— START OF MATERIAL —

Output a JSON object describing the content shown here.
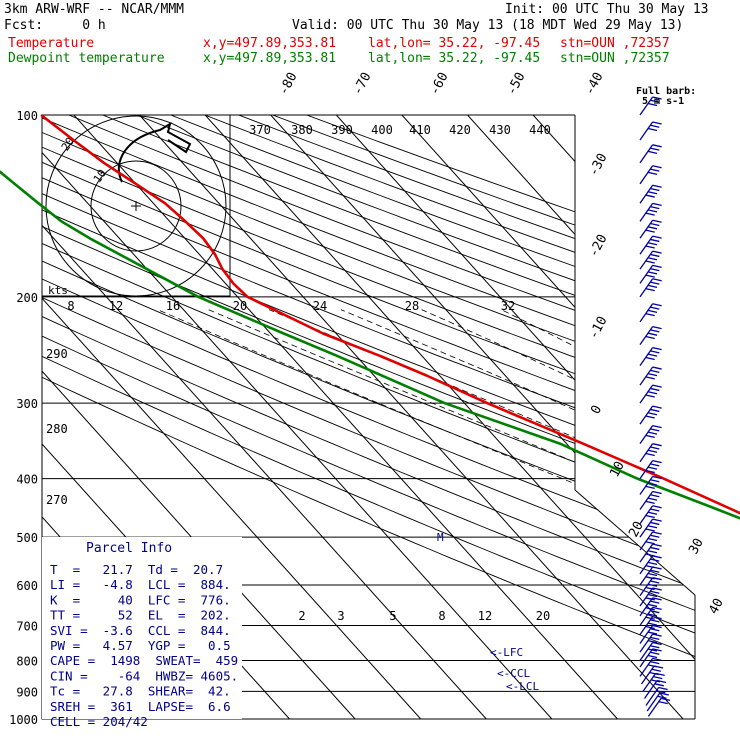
{
  "header": {
    "model": "3km ARW-WRF -- NCAR/MMM",
    "init": "Init: 00 UTC Thu 30 May 13",
    "fcst": "Fcst:     0 h",
    "valid": "Valid: 00 UTC Thu 30 May 13 (18 MDT Wed 29 May 13)",
    "temp_line": {
      "label": "Temperature",
      "xy": "x,y=497.89,353.81",
      "latlon": "lat,lon= 35.22, -97.45",
      "stn": "stn=OUN ,72357"
    },
    "dew_line": {
      "label": "Dewpoint temperature",
      "xy": "x,y=497.89,353.81",
      "latlon": "lat,lon= 35.22, -97.45",
      "stn": "stn=OUN ,72357"
    }
  },
  "colors": {
    "temperature": "#e00000",
    "dewpoint": "#008000",
    "parcel_text": "#00008b",
    "barbs": "#0000a0",
    "isotherm": "#000000"
  },
  "wind_key": {
    "title": "Full barb:",
    "value": "5 m s-1"
  },
  "parcel_info": {
    "title": "Parcel Info",
    "rows": [
      "T  =   21.7  Td =  20.7",
      "LI =   -4.8  LCL =  884.",
      "K  =     40  LFC =  776.",
      "TT =     52  EL  =  202.",
      "SVI =  -3.6  CCL =  844.",
      "PW =   4.57  YGP =   0.5",
      "CAPE =  1498  SWEAT=  459",
      "CIN =    -64  HWBZ= 4605.",
      "Tc =   27.8  SHEAR=  42.",
      "SREH =  361  LAPSE=  6.6",
      "CELL = 204/42"
    ]
  },
  "level_markers": {
    "lfc": "<-LFC",
    "ccl": "<-CCL",
    "lcl": "<-LCL",
    "m": "M"
  },
  "hodograph": {
    "units": "kts",
    "ring_labels": [
      "10",
      "20"
    ]
  },
  "chart_data": {
    "type": "line",
    "title": "",
    "ylabel": "",
    "y_scale": "log-pressure",
    "pressure_ticks": [
      100,
      200,
      300,
      400,
      500,
      600,
      700,
      800,
      900,
      1000
    ],
    "theta_labels": [
      "370",
      "380",
      "390",
      "400",
      "410",
      "420",
      "430",
      "440"
    ],
    "isotherm_labels": [
      "-80",
      "-70",
      "-60",
      "-50",
      "-40",
      "-30",
      "-20",
      "-10",
      "0",
      "10",
      "20",
      "30",
      "40"
    ],
    "mixing_ratio_labels_top": [
      "8",
      "12",
      "16",
      "20",
      "24",
      "28",
      "32"
    ],
    "mixing_ratio_labels_low": [
      "2",
      "3",
      "5",
      "8",
      "12",
      "20"
    ],
    "side_labels": [
      "290",
      "280",
      "270"
    ],
    "series": [
      {
        "name": "Temperature",
        "color": "#e00000",
        "p": [
          950,
          925,
          900,
          870,
          850,
          800,
          750,
          700,
          650,
          600,
          550,
          500,
          450,
          400,
          350,
          300,
          270,
          250,
          230,
          200,
          190,
          180,
          170,
          160,
          150,
          140,
          130,
          120,
          110,
          100
        ],
        "t": [
          28.2,
          27.5,
          26.2,
          22.3,
          20.5,
          16.3,
          11.2,
          7.0,
          3.6,
          0.0,
          -3.8,
          -8.5,
          -13.8,
          -20.0,
          -27.5,
          -36.5,
          -42.0,
          -46.5,
          -52.0,
          -58.5,
          -58.8,
          -58.5,
          -57.6,
          -57.2,
          -57.6,
          -58.2,
          -60.0,
          -62.0,
          -63.5,
          -65.0
        ]
      },
      {
        "name": "Dewpoint temperature",
        "color": "#008000",
        "p": [
          950,
          925,
          900,
          870,
          850,
          800,
          750,
          700,
          650,
          600,
          550,
          500,
          450,
          400,
          350,
          300,
          250,
          230,
          200,
          180,
          160,
          150,
          140,
          130,
          120,
          110,
          100
        ],
        "t": [
          20.0,
          19.8,
          18.8,
          17.5,
          16.5,
          12.5,
          9.8,
          6.2,
          2.5,
          -1.0,
          -4.5,
          -9.0,
          -16.0,
          -24.0,
          -31.0,
          -43.0,
          -53.0,
          -58.0,
          -66.0,
          -70.0,
          -74.5,
          -76.5,
          -77.5,
          -78.5,
          -79.5,
          -80.5,
          -81.5
        ]
      }
    ],
    "winds": {
      "p": [
        990,
        970,
        950,
        925,
        900,
        875,
        850,
        820,
        800,
        775,
        750,
        725,
        700,
        675,
        650,
        625,
        600,
        575,
        550,
        525,
        500,
        475,
        450,
        425,
        400,
        375,
        350,
        325,
        300,
        280,
        260,
        240,
        220,
        200,
        190,
        180,
        170,
        160,
        150,
        140,
        130,
        120,
        110,
        100
      ],
      "speed_ms": [
        8,
        10,
        11,
        12,
        13,
        14,
        15,
        16,
        16,
        17,
        17,
        18,
        18,
        19,
        19,
        20,
        20,
        21,
        21,
        22,
        22,
        22,
        23,
        23,
        24,
        24,
        24,
        25,
        25,
        25,
        25,
        24,
        24,
        23,
        22,
        22,
        21,
        20,
        19,
        18,
        17,
        16,
        15,
        15
      ]
    }
  }
}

— END OF MATERIAL —

INSTRUCTION:
Leave out the pictures and print every line of the data exactly.

EXERCISE RESULT:
Output a JSON object describing the content shown here.
{
  "header": {
    "model": "3km ARW-WRF -- NCAR/MMM",
    "init": "Init: 00 UTC Thu 30 May 13",
    "fcst": "Fcst:     0 h",
    "valid": "Valid: 00 UTC Thu 30 May 13 (18 MDT Wed 29 May 13)",
    "temp_line": {
      "label": "Temperature",
      "xy": "x,y=497.89,353.81",
      "latlon": "lat,lon= 35.22, -97.45",
      "stn": "stn=OUN ,72357"
    },
    "dew_line": {
      "label": "Dewpoint temperature",
      "xy": "x,y=497.89,353.81",
      "latlon": "lat,lon= 35.22, -97.45",
      "stn": "stn=OUN ,72357"
    }
  },
  "colors": {
    "temperature": "#e00000",
    "dewpoint": "#008000",
    "parcel_text": "#00008b",
    "barbs": "#0000a0",
    "isotherm": "#000000"
  },
  "wind_key": {
    "title": "Full barb:",
    "value": "5 m s-1"
  },
  "parcel_info": {
    "title": "Parcel Info",
    "rows": [
      "T  =   21.7  Td =  20.7",
      "LI =   -4.8  LCL =  884.",
      "K  =     40  LFC =  776.",
      "TT =     52  EL  =  202.",
      "SVI =  -3.6  CCL =  844.",
      "PW =   4.57  YGP =   0.5",
      "CAPE =  1498  SWEAT=  459",
      "CIN =    -64  HWBZ= 4605.",
      "Tc =   27.8  SHEAR=  42.",
      "SREH =  361  LAPSE=  6.6",
      "CELL = 204/42"
    ]
  },
  "level_markers": {
    "lfc": "<-LFC",
    "ccl": "<-CCL",
    "lcl": "<-LCL",
    "m": "M"
  },
  "hodograph": {
    "units": "kts",
    "ring_labels": [
      "10",
      "20"
    ]
  },
  "chart_data": {
    "type": "line",
    "title": "",
    "ylabel": "",
    "y_scale": "log-pressure",
    "pressure_ticks": [
      100,
      200,
      300,
      400,
      500,
      600,
      700,
      800,
      900,
      1000
    ],
    "theta_labels": [
      "370",
      "380",
      "390",
      "400",
      "410",
      "420",
      "430",
      "440"
    ],
    "isotherm_labels": [
      "-80",
      "-70",
      "-60",
      "-50",
      "-40",
      "-30",
      "-20",
      "-10",
      "0",
      "10",
      "20",
      "30",
      "40"
    ],
    "mixing_ratio_labels_top": [
      "8",
      "12",
      "16",
      "20",
      "24",
      "28",
      "32"
    ],
    "mixing_ratio_labels_low": [
      "2",
      "3",
      "5",
      "8",
      "12",
      "20"
    ],
    "side_labels": [
      "290",
      "280",
      "270"
    ],
    "series": [
      {
        "name": "Temperature",
        "color": "#e00000",
        "p": [
          950,
          925,
          900,
          870,
          850,
          800,
          750,
          700,
          650,
          600,
          550,
          500,
          450,
          400,
          350,
          300,
          270,
          250,
          230,
          200,
          190,
          180,
          170,
          160,
          150,
          140,
          130,
          120,
          110,
          100
        ],
        "t": [
          28.2,
          27.5,
          26.2,
          22.3,
          20.5,
          16.3,
          11.2,
          7.0,
          3.6,
          0.0,
          -3.8,
          -8.5,
          -13.8,
          -20.0,
          -27.5,
          -36.5,
          -42.0,
          -46.5,
          -52.0,
          -58.5,
          -58.8,
          -58.5,
          -57.6,
          -57.2,
          -57.6,
          -58.2,
          -60.0,
          -62.0,
          -63.5,
          -65.0
        ]
      },
      {
        "name": "Dewpoint temperature",
        "color": "#008000",
        "p": [
          950,
          925,
          900,
          870,
          850,
          800,
          750,
          700,
          650,
          600,
          550,
          500,
          450,
          400,
          350,
          300,
          250,
          230,
          200,
          180,
          160,
          150,
          140,
          130,
          120,
          110,
          100
        ],
        "t": [
          20.0,
          19.8,
          18.8,
          17.5,
          16.5,
          12.5,
          9.8,
          6.2,
          2.5,
          -1.0,
          -4.5,
          -9.0,
          -16.0,
          -24.0,
          -31.0,
          -43.0,
          -53.0,
          -58.0,
          -66.0,
          -70.0,
          -74.5,
          -76.5,
          -77.5,
          -78.5,
          -79.5,
          -80.5,
          -81.5
        ]
      }
    ],
    "winds": {
      "p": [
        990,
        970,
        950,
        925,
        900,
        875,
        850,
        820,
        800,
        775,
        750,
        725,
        700,
        675,
        650,
        625,
        600,
        575,
        550,
        525,
        500,
        475,
        450,
        425,
        400,
        375,
        350,
        325,
        300,
        280,
        260,
        240,
        220,
        200,
        190,
        180,
        170,
        160,
        150,
        140,
        130,
        120,
        110,
        100
      ],
      "speed_ms": [
        8,
        10,
        11,
        12,
        13,
        14,
        15,
        16,
        16,
        17,
        17,
        18,
        18,
        19,
        19,
        20,
        20,
        21,
        21,
        22,
        22,
        22,
        23,
        23,
        24,
        24,
        24,
        25,
        25,
        25,
        25,
        24,
        24,
        23,
        22,
        22,
        21,
        20,
        19,
        18,
        17,
        16,
        15,
        15
      ]
    }
  }
}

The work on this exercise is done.